» GIVEN TASK: Return the listing below in full, with every line exactly as it is.

Stored records
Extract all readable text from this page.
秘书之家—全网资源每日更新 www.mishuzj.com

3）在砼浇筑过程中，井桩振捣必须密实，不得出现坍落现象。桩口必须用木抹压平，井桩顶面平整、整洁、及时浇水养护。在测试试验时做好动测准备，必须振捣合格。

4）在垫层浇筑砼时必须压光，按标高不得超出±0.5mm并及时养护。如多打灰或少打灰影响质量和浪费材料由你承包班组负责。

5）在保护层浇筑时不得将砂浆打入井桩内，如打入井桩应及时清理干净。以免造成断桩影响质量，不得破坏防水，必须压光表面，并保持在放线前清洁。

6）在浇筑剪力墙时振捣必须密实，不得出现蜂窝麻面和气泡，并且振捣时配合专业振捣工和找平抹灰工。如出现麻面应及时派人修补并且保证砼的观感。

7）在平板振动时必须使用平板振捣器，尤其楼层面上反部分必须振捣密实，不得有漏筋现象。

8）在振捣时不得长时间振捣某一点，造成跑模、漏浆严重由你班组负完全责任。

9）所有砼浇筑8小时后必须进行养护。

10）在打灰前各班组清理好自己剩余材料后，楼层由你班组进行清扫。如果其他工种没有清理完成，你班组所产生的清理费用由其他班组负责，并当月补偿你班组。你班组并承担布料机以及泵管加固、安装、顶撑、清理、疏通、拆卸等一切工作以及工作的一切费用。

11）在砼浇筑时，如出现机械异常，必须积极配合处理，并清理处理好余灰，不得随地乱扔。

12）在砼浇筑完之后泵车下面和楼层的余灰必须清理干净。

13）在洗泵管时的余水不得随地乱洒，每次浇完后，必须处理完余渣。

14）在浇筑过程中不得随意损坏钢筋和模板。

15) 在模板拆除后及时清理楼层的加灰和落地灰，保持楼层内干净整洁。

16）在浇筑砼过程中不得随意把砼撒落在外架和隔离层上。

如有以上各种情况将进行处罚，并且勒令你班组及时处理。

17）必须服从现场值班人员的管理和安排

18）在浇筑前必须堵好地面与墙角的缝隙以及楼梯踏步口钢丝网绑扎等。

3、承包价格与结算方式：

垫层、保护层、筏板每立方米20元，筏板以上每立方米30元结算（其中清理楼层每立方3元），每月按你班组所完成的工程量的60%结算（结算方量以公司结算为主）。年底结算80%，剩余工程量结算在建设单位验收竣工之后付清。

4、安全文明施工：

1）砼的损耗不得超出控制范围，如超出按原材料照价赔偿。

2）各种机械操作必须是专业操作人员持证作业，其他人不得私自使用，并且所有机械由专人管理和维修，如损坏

» SOLVED PROBLEM:
Extract all readable text from this page.
秘书之家—全网资源每日更新 www.mishuzj.com

3）在砼浇筑过程中，井桩振捣必须密实，不得出现坍落现象。桩口必须用木抹压平，井桩顶面平整、整洁、及时浇水养护。在测试试验时做好动测准备，必须振捣合格。

4）在垫层浇筑砼时必须压光，按标高不得超出±0.5mm并及时养护。如多打灰或少打灰影响质量和浪费材料由你承包班组负责。

5）在保护层浇筑时不得将砂浆打入井桩内，如打入井桩应及时清理干净。以免造成断桩影响质量，不得破坏防水，必须压光表面，并保持在放线前清洁。

6）在浇筑剪力墙时振捣必须密实，不得出现蜂窝麻面和气泡，并且振捣时配合专业振捣工和找平抹灰工。如出现麻面应及时派人修补并且保证砼的观感。

7）在平板振动时必须使用平板振捣器，尤其楼层面上反部分必须振捣密实，不得有漏筋现象。

8）在振捣时不得长时间振捣某一点，造成跑模、漏浆严重由你班组负完全责任。

9）所有砼浇筑8小时后必须进行养护。

10）在打灰前各班组清理好自己剩余材料后，楼层由你班组进行清扫。如果其他工种没有清理完成，你班组所产生的清理费用由其他班组负责，并当月补偿你班组。你班组并承担布料机以及泵管加固、安装、顶撑、清理、疏通、拆卸等一切工作以及工作的一切费用。

11）在砼浇筑时，如出现机械异常，必须积极配合处理，并清理处理好余灰，不得随地乱扔。

12）在砼浇筑完之后泵车下面和楼层的余灰必须清理干净。

13）在洗泵管时的余水不得随地乱洒，每次浇完后，必须处理完余渣。

14）在浇筑过程中不得随意损坏钢筋和模板。

15) 在模板拆除后及时清理楼层的加灰和落地灰，保持楼层内干净整洁。

16）在浇筑砼过程中不得随意把砼撒落在外架和隔离层上。

如有以上各种情况将进行处罚，并且勒令你班组及时处理。

17）必须服从现场值班人员的管理和安排

18）在浇筑前必须堵好地面与墙角的缝隙以及楼梯踏步口钢丝网绑扎等。

3、承包价格与结算方式：

垫层、保护层、筏板每立方米20元，筏板以上每立方米30元结算（其中清理楼层每立方3元），每月按你班组所完成的工程量的60%结算（结算方量以公司结算为主）。年底结算80%，剩余工程量结算在建设单位验收竣工之后付清。

4、安全文明施工：

1）砼的损耗不得超出控制范围，如超出按原材料照价赔偿。

2）各种机械操作必须是专业操作人员持证作业，其他人不得私自使用，并且所有机械由专人管理和维修，如损坏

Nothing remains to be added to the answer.